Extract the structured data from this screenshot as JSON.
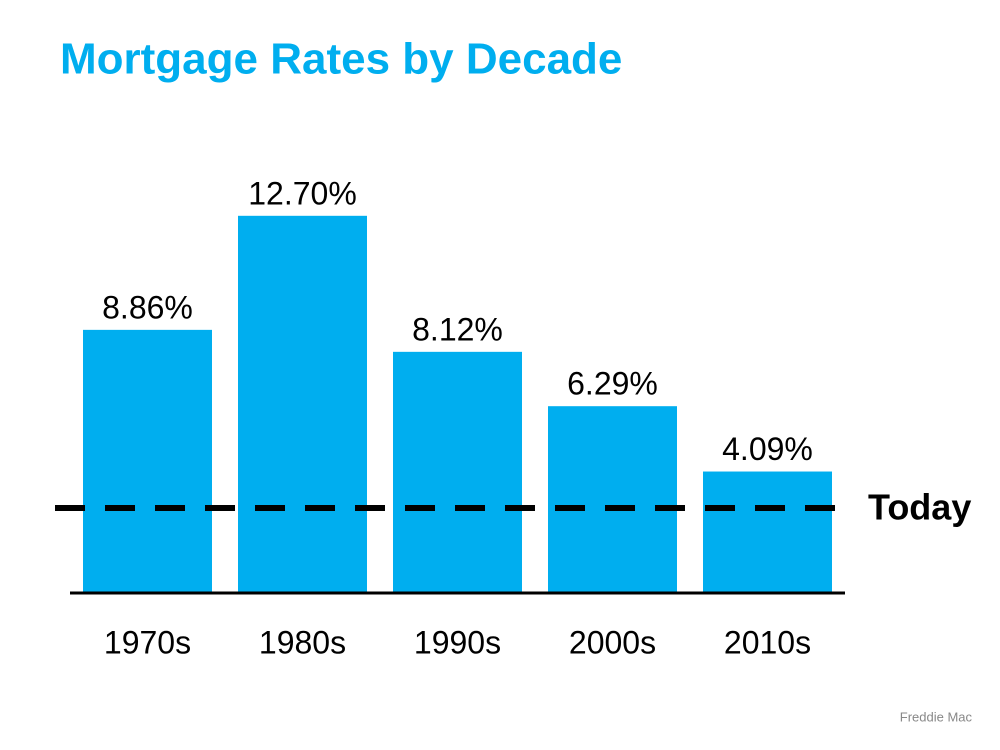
{
  "chart_data": {
    "type": "bar",
    "title": "Mortgage Rates by Decade",
    "categories": [
      "1970s",
      "1980s",
      "1990s",
      "2000s",
      "2010s"
    ],
    "values": [
      8.86,
      12.7,
      8.12,
      6.29,
      4.09
    ],
    "value_labels": [
      "8.86%",
      "12.70%",
      "8.12%",
      "6.29%",
      "4.09%"
    ],
    "color": "#00aeef",
    "reference_line": {
      "label": "Today",
      "value": 2.86
    },
    "source": "Freddie Mac"
  }
}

- **WHAT IS EXPECTED**: Output the entries above exactly, without their pictures.

- **RESULT OF THIS EXERCISE**:
Extract the structured data from this screenshot as JSON.
{
  "chart_data": {
    "type": "bar",
    "title": "Mortgage Rates by Decade",
    "categories": [
      "1970s",
      "1980s",
      "1990s",
      "2000s",
      "2010s"
    ],
    "values": [
      8.86,
      12.7,
      8.12,
      6.29,
      4.09
    ],
    "value_labels": [
      "8.86%",
      "12.70%",
      "8.12%",
      "6.29%",
      "4.09%"
    ],
    "color": "#00aeef",
    "reference_line": {
      "label": "Today",
      "value": 2.86
    },
    "source": "Freddie Mac"
  }
}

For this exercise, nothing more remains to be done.